## JOB:
Extract exactly and only the lines from the one containing "Output the text content of this document." through the end of the entries below. Pictures should not appear in the copy.

## GIVEN INFORMATION:
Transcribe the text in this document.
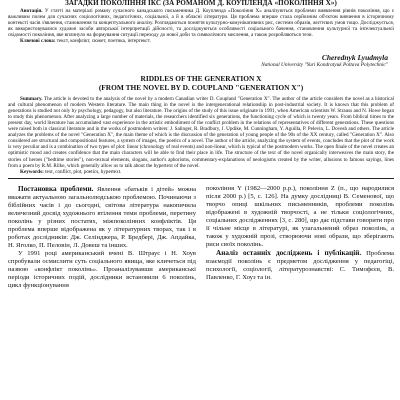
ЗАГАДКИ ПОКОЛІННЯ ІКС (ЗА РОМАНОМ Д. КОУПЛЕНДА «ПОКОЛІННЯ Х»)

Анотація. У статті на матеріалі роману сучасного канадського письменника Д. Коупленда «Покоління Х» аналізуються проблеми виявлення рівнів покоління, що є важливим полем для сучасних соціологічних, педагогічних, соціальної, а й в обласні літератури. Ця проблема вперше стала серйозним об'єктом вивчення в історичному контексті часів з'явлення, становлення та концептуального аналізу. Розглядаються поняття культурно-комунікативних рис, системи образів, життєвих умов тощо. Досліджується, як використовувалися художні засоби авторської інтерпретації дійсності, та досліджуються особливості соціального бачення, становлення культурної та інтелектуальної свідомості покоління, яке вплинуло на формування ситуації переходу до нової доби та символічного мислення, а також розробляються тези.

Ключові слова: текст, конфлікт, сюжет, поетика, інтертекст.

Cherednyk Lyudmyla
National University "Yuri Kondratyuk Poltava Polytechnic"
RIDDLES OF THE GENERATION X
(FROM THE NOVEL BY D. COUPLAND "GENERATION X")

Summary. The article is devoted to the analysis of the novel by a modern Canadian writer D. Coupland "Generation X". The author of the article considers the novel as a historical and cultural phenomenon of modern Western literature. The main thing in the novel is the intergenerational relationship in post-industrial society. It is known that this problem of generations is studied not only by psychology, pedagogy, but also literature. The origins of the study of this issue originate in 1991, when American scientists W. Strauss and N. Howe began to study this phenomenon. After analyzing a large number of materials, the researchers identified six generations, the functioning cycle of which is twenty years. From biblical times to the present day, world literature has accumulated vast experience in the artistic embodiment of the conflict problem in the relations of representatives of different generations. These questions were raised both in classical literature and in the works of postmodern writers: J. Salinger, R. Bradbury, J. Updike, M. Cunningham, Y. Aguilla, P. Pelevin, L. Dovesh and others. The article analyzes the problems of the novel "Generation X", the main theme of which is the discussion of the generation of young people of the 90s of the XX century, called "Generation X". Also considered are structural and compositional features, a system of images, the poetics of a novel. The author of the article, analyzing the system of events, concludes that the plot of the work is very peculiar and is a combination of two types of plot: linear (chronology of real events) and non-linear, which is typical of the postmodern works. The open finale of the novel creates an optimistic mood and creates confidence that the main characters will be able to find their place in life. The structure of the text of the novel organically interweaves the main story, the stories of heroes ("bedtime stories"), non-textual elements, slogans, author's aphorisms, commentary-explanations of neologisms created by the writer, allusions to famous sayings, lines from a poem by R.M. Rilke, which generally allow us to talk about the hypertext of the novel.

Keywords: text, conflict, plot, poetics, hypertext.

Постановка проблеми. Явлення «батьків і дітей» можна вважати актуальною загальнолюдською проблемою. Починаючи з біблійних часів і до сьогодні, світова література накопичила величезний досвід художнього втілення теми проблеми, перетину поколінь у різних постатях, міжпоколінних конфліктів. Ця проблема вперше відображена як у літературних творах, так і в роботах дослідників: Дж. Селінджера, Р. Бредбері, Дж. Апдайка, Н. Яголко, П. Пеловін, Л. Довеш та інших.

У 1991 році американський вчені В. Штраус і Н. Хоув спробували осмислити суть соціального явища, яке кличеться під назвою «конфлікт поколінь». Проаналізувавши американські періоди історичних подій, дослідники встановили 6 поколінь, цикл функціонування

покоління Y (1982—2000 р.р.), покоління Z (п., що народилися після 2000 р.) [5, с. 126]. На думку дослідниці В. Семенової, що творчо опиці шкільних письменників, проблеми поколінь відображені в художній творчості, а не тільки соціологічних, соціальних дослідженнях [3, с. 280], що дає підстави говорити про її чільне місце в літературі, як узагальнений образ поколінь, а також у художній прозі, створюючи нові образи, що зберігають риси своїх поколінь.

Аналіз останніх досліджень і публікацій. Проблема взаємодії поколінь є предметом дослідження у педагогіці, психології, соціології, літературознавстві: С. Тимофєєв, В. Павленко, Г. Хоуз та ін.
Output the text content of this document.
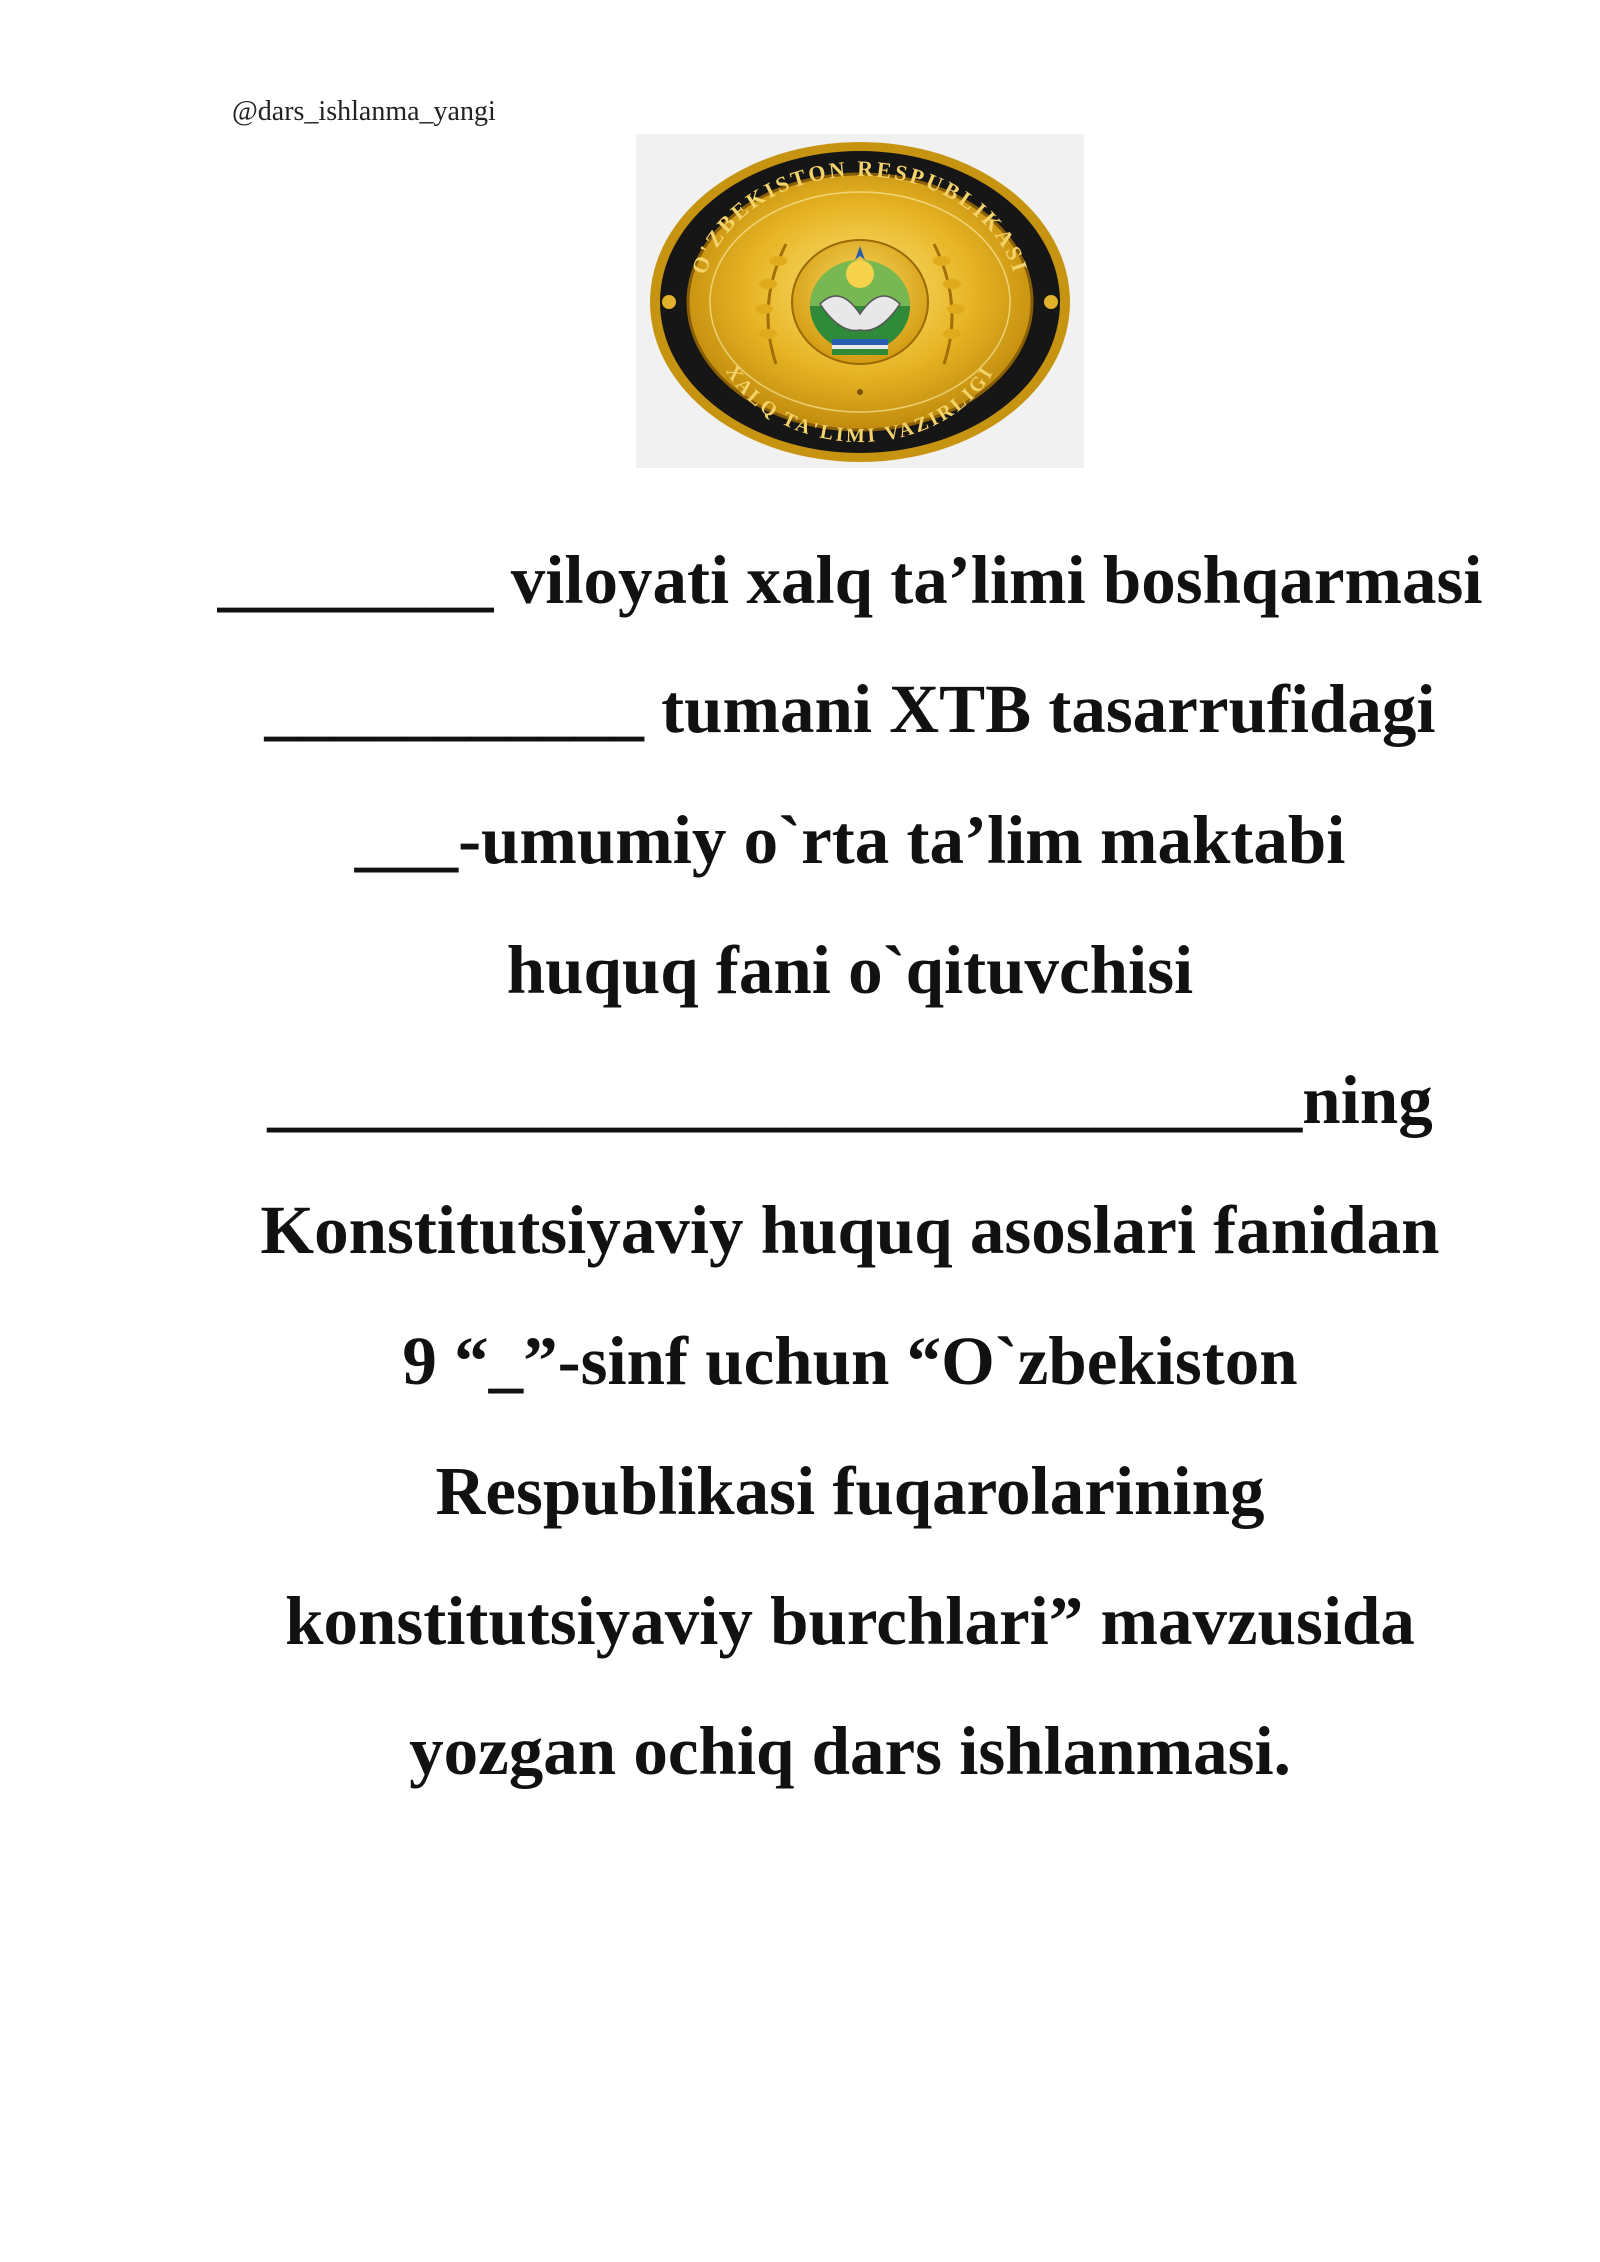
@dars_ishlanma_yangi
O'ZBEKISTON RESPUBLIKASI
XALQ TA'LIMI VAZIRLIGI
________ viloyati xalq ta’limi boshqarmasi
___________ tumani XTB tasarrufidagi
___-umumiy o`rta ta’lim maktabi
huquq fani o`qituvchisi
______________________________ning
Konstitutsiyaviy huquq asoslari fanidan
9 “_”-sinf uchun “O`zbekiston
Respublikasi fuqarolarining
konstitutsiyaviy burchlari” mavzusida
yozgan ochiq dars ishlanmasi.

## COMPLETE RESPONSE:
Output the text content of this document.
@dars_ishlanma_yangi
O'ZBEKISTON RESPUBLIKASI
XALQ TA'LIMI VAZIRLIGI
________ viloyati xalq ta’limi boshqarmasi
___________ tumani XTB tasarrufidagi
___-umumiy o`rta ta’lim maktabi
huquq fani o`qituvchisi
______________________________ning
Konstitutsiyaviy huquq asoslari fanidan
9 “_”-sinf uchun “O`zbekiston
Respublikasi fuqarolarining
konstitutsiyaviy burchlari” mavzusida
yozgan ochiq dars ishlanmasi.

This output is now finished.